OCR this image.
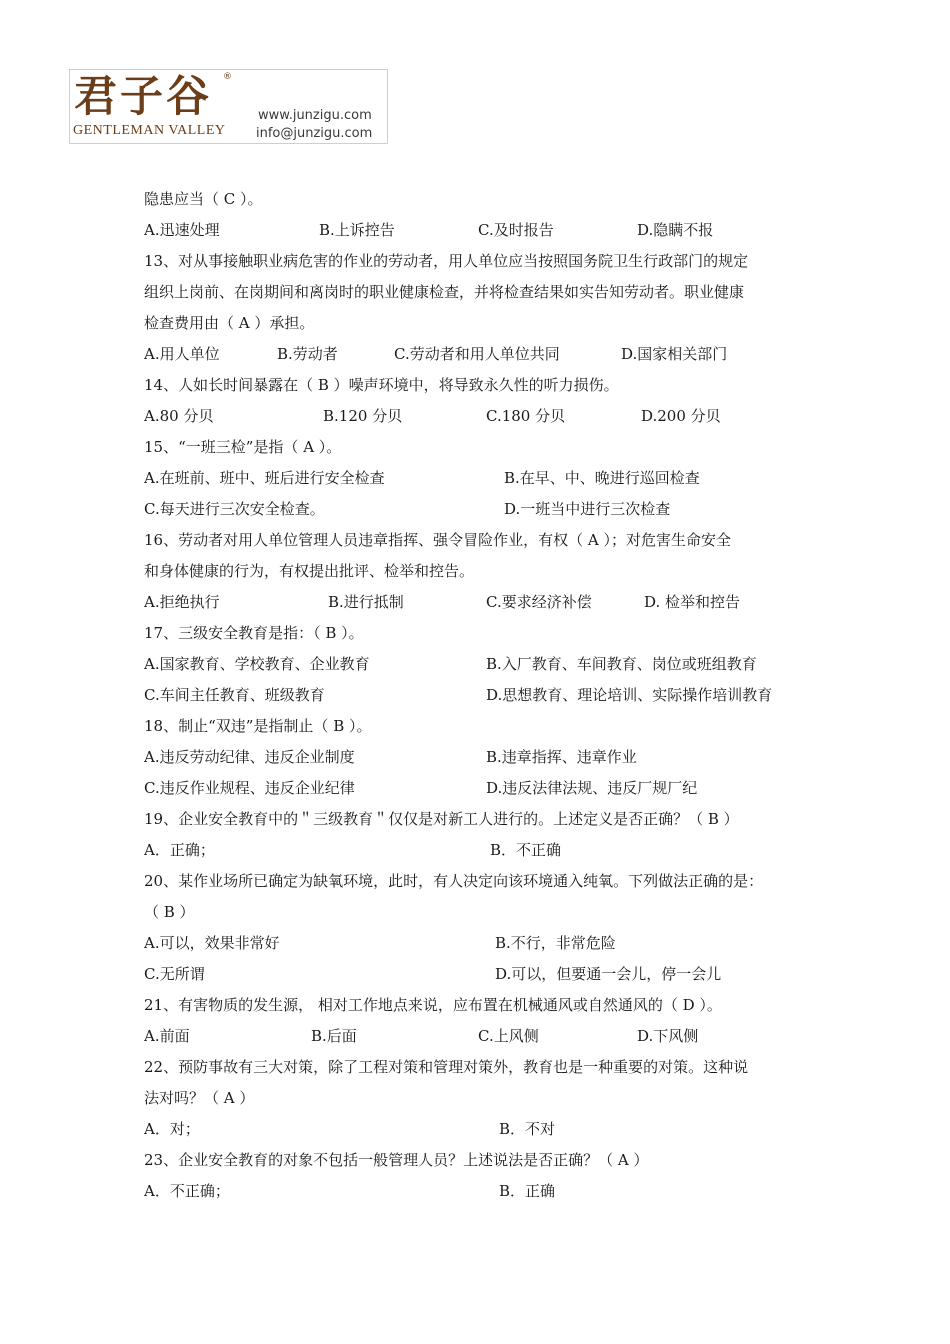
君子谷 ®
GENTLEMAN VALLEY
www.junzigu.com
info@junzigu.com
隐患应当（ C ）。
A.迅速处理	B.上诉控告	C.及时报告	D.隐瞒不报
13、对从事接触职业病危害的作业的劳动者，用人单位应当按照国务院卫生行政部门的规定
组织上岗前、在岗期间和离岗时的职业健康检查，并将检查结果如实告知劳动者。职业健康
检查费用由（ A ）承担。
A.用人单位	B.劳动者	C.劳动者和用人单位共同	D.国家相关部门
14、人如长时间暴露在（ B ）噪声环境中，将导致永久性的听力损伤。
A.80 分贝	B.120 分贝	C.180 分贝	D.200 分贝
15、“一班三检”是指（ A ）。
A.在班前、班中、班后进行安全检查	B.在早、中、晚进行巡回检查
C.每天进行三次安全检查。	D.一班当中进行三次检查
16、劳动者对用人单位管理人员违章指挥、强令冒险作业，有权（ A ）；对危害生命安全
和身体健康的行为，有权提出批评、检举和控告。
A.拒绝执行	B.进行抵制	C.要求经济补偿	D. 检举和控告
17、三级安全教育是指：（ B ）。
A.国家教育、学校教育、企业教育	B.入厂教育、车间教育、岗位或班组教育
C.车间主任教育、班级教育	D.思想教育、理论培训、实际操作培训教育
18、制止“双违”是指制止（ B ）。
A.违反劳动纪律、违反企业制度	B.违章指挥、违章作业
C.违反作业规程、违反企业纪律	D.违反法律法规、违反厂规厂纪
19、企业安全教育中的＂三级教育＂仅仅是对新工人进行的。上述定义是否正确？（ B ）
A．正确；	B．不正确
20、某作业场所已确定为缺氧环境，此时，有人决定向该环境通入纯氧。下列做法正确的是：
（ B ）
A.可以，效果非常好	B.不行，非常危险
C.无所谓	D.可以，但要通一会儿，停一会儿
21、有害物质的发生源， 相对工作地点来说，应布置在机械通风或自然通风的（ D ）。
A.前面	B.后面	C.上风侧	D.下风侧
22、预防事故有三大对策，除了工程对策和管理对策外，教育也是一种重要的对策。这种说
法对吗？（ A ）
A．对；	B．不对
23、企业安全教育的对象不包括一般管理人员？上述说法是否正确？（ A ）
A．不正确；	B．正确
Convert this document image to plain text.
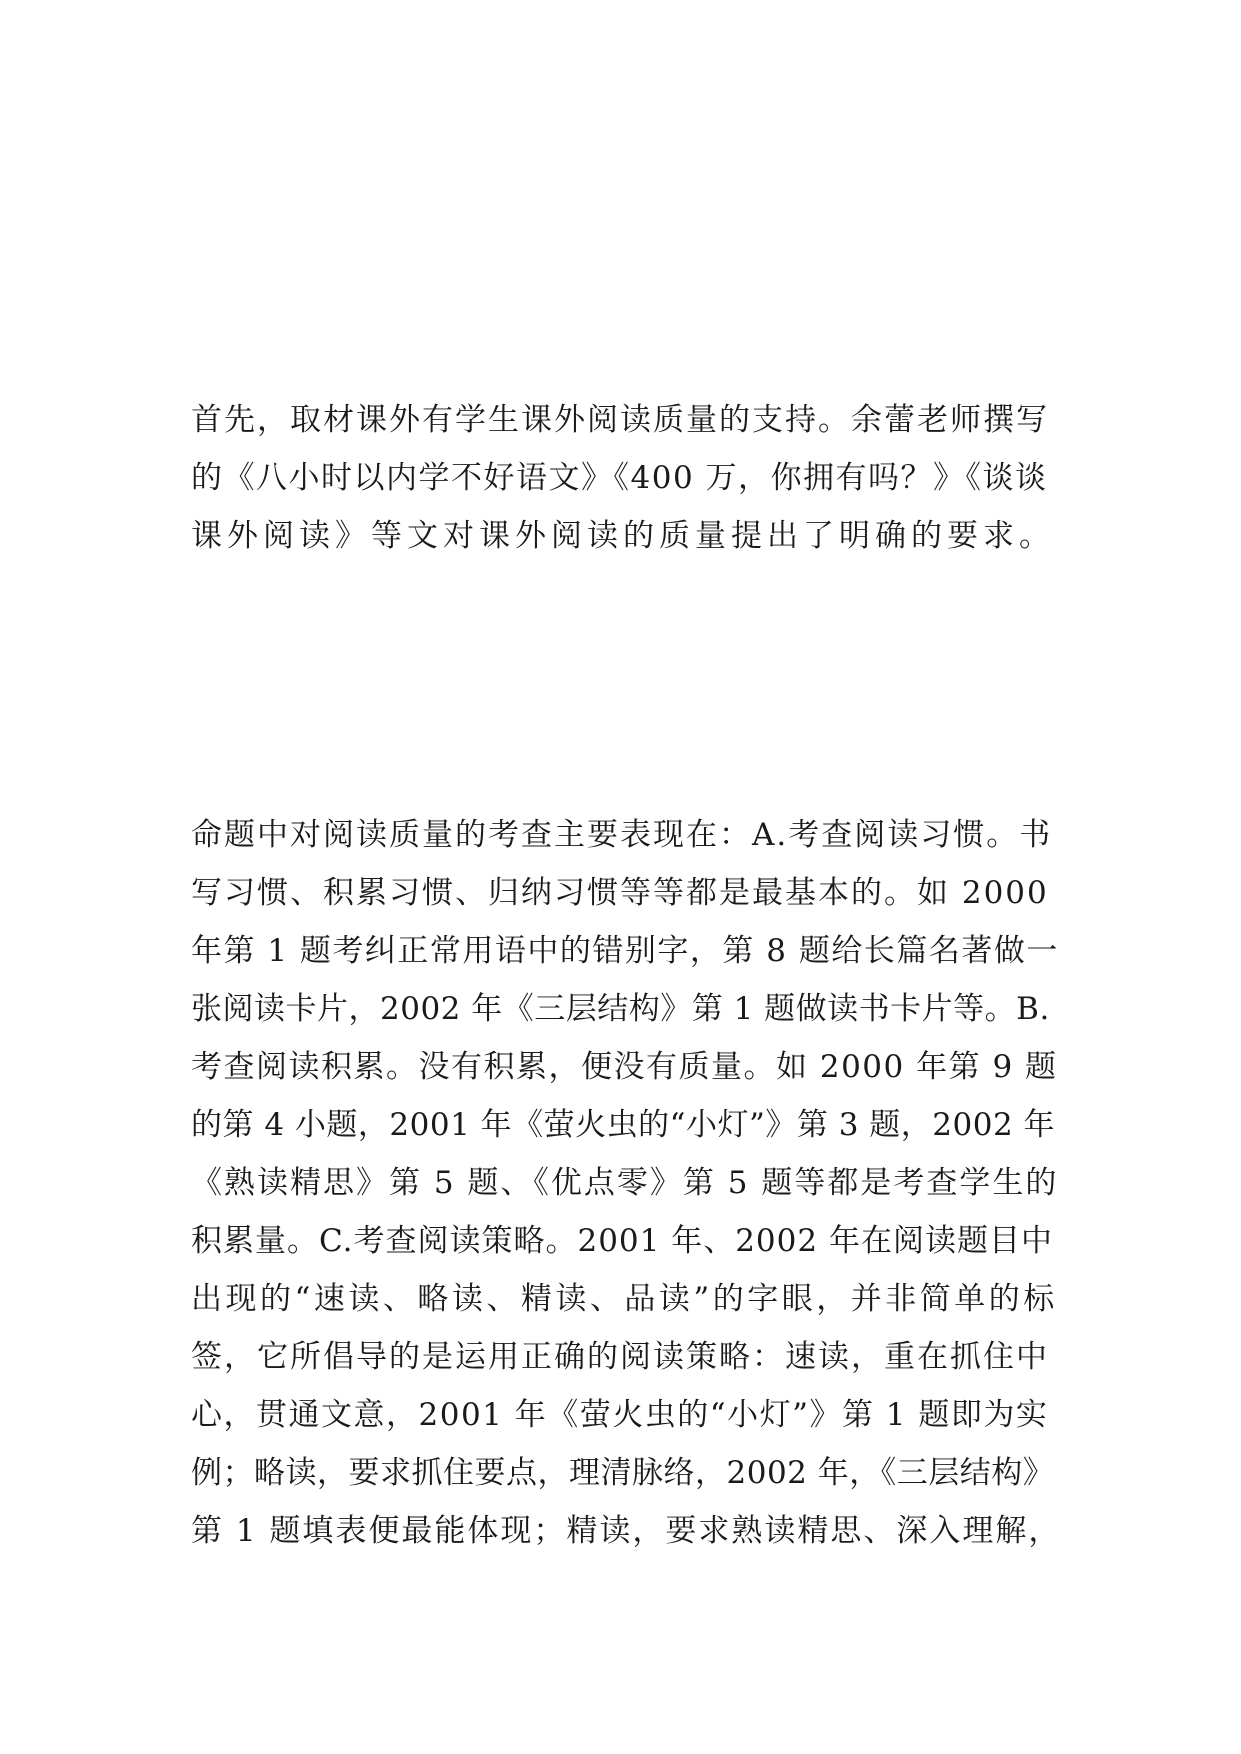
首先，取材课外有学生课外阅读质量的支持。余蕾老师撰写
的《八小时以内学不好语文》《400 万，你拥有吗？》《谈谈
课外阅读》等文对课外阅读的质量提出了明确的要求。
命题中对阅读质量的考查主要表现在：A.考查阅读习惯。书
写习惯、积累习惯、归纳习惯等等都是最基本的。如 2000
年第 1 题考纠正常用语中的错别字，第 8 题给长篇名著做一
张阅读卡片，2002 年《三层结构》第 1 题做读书卡片等。B.
考查阅读积累。没有积累，便没有质量。如 2000 年第 9 题
的第 4 小题，2001 年《萤火虫的“小灯”》第 3 题，2002 年
《熟读精思》第 5 题、《优点零》第 5 题等都是考查学生的
积累量。C.考查阅读策略。2001 年、2002 年在阅读题目中
出现的“速读、略读、精读、品读”的字眼，并非简单的标
签，它所倡导的是运用正确的阅读策略：速读，重在抓住中
心，贯通文意，2001 年《萤火虫的“小灯”》第 1 题即为实
例；略读，要求抓住要点，理清脉络，2002 年，《三层结构》
第 1 题填表便最能体现；精读，要求熟读精思、深入理解，
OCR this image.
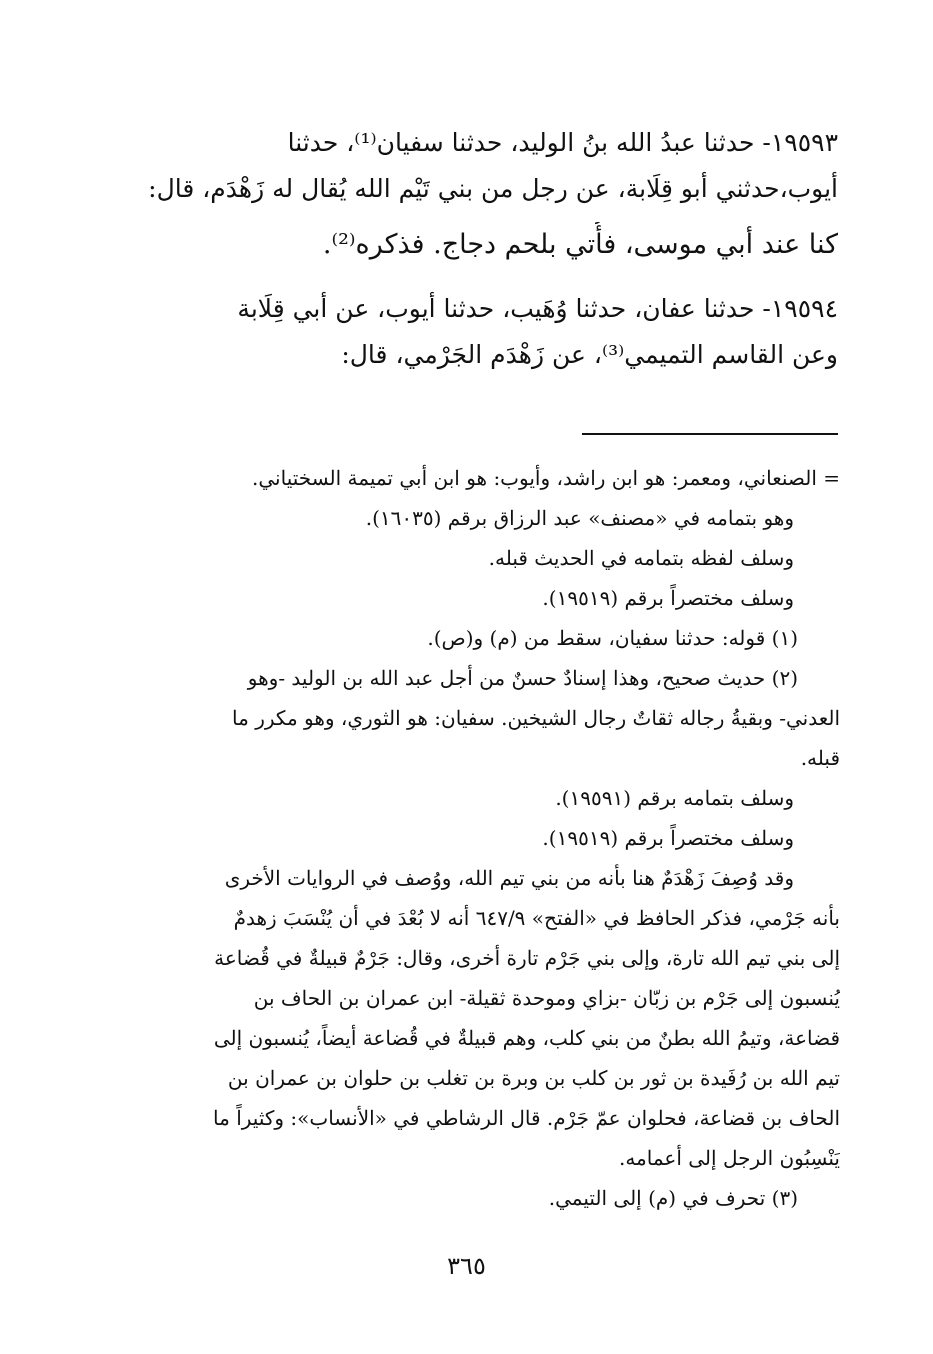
١٩٥٩٣- حدثنا عبدُ الله بنُ الوليد، حدثنا سفيان⁽¹⁾، حدثنا
أيوب،حدثني أبو قِلَابة، عن رجل من بني تَيْم الله يُقال له زَهْدَم، قال:
كنا عند أبي موسى، فأُتي بلحم دجاج. فذكره⁽²⁾.
١٩٥٩٤- حدثنا عفان، حدثنا وُهَيب، حدثنا أيوب، عن أبي قِلَابة
وعن القاسم التميمي⁽³⁾، عن زَهْدَم الجَرْمي، قال:
= الصنعاني، ومعمر: هو ابن راشد، وأيوب: هو ابن أبي تميمة السختياني.
وهو بتمامه في «مصنف» عبد الرزاق برقم (١٦٠٣٥).
وسلف لفظه بتمامه في الحديث قبله.
وسلف مختصراً برقم (١٩٥١٩).
(١) قوله: حدثنا سفيان، سقط من (م) و(ص).
(٢) حديث صحيح، وهذا إسنادٌ حسنٌ من أجل عبد الله بن الوليد -وهو
العدني- وبقيةُ رجاله ثقاتٌ رجال الشيخين. سفيان: هو الثوري، وهو مكرر ما
قبله.
وسلف بتمامه برقم (١٩٥٩١).
وسلف مختصراً برقم (١٩٥١٩).
وقد وُصِفَ زَهْدَمٌ هنا بأنه من بني تيم الله، ووُصف في الروايات الأخرى
بأنه جَرْمي، فذكر الحافظ في «الفتح» ٦٤٧/٩ أنه لا بُعْدَ في أن يُنْسَبَ زهدمٌ
إلى بني تيم الله تارة، وإلى بني جَرْم تارة أخرى، وقال: جَرْمٌ قبيلةٌ في قُضاعة
يُنسبون إلى جَرْم بن زبّان -بزاي وموحدة ثقيلة- ابن عمران بن الحاف بن
قضاعة، وتيمُ الله بطنٌ من بني كلب، وهم قبيلةٌ في قُضاعة أيضاً، يُنسبون إلى
تيم الله بن رُفَيدة بن ثور بن كلب بن وبرة بن تغلب بن حلوان بن عمران بن
الحاف بن قضاعة، فحلوان عمّ جَرْم. قال الرشاطي في «الأنساب»: وكثيراً ما
يَنْسِبُون الرجل إلى أعمامه.
(٣) تحرف في (م) إلى التيمي.
٣٦٥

+ + + + +

_WRITTEN EXERCISE_
Indicate how many lines of the material contain the string "قبيلة", giving the number and nothing more.

_WRITTEN REPLY_
2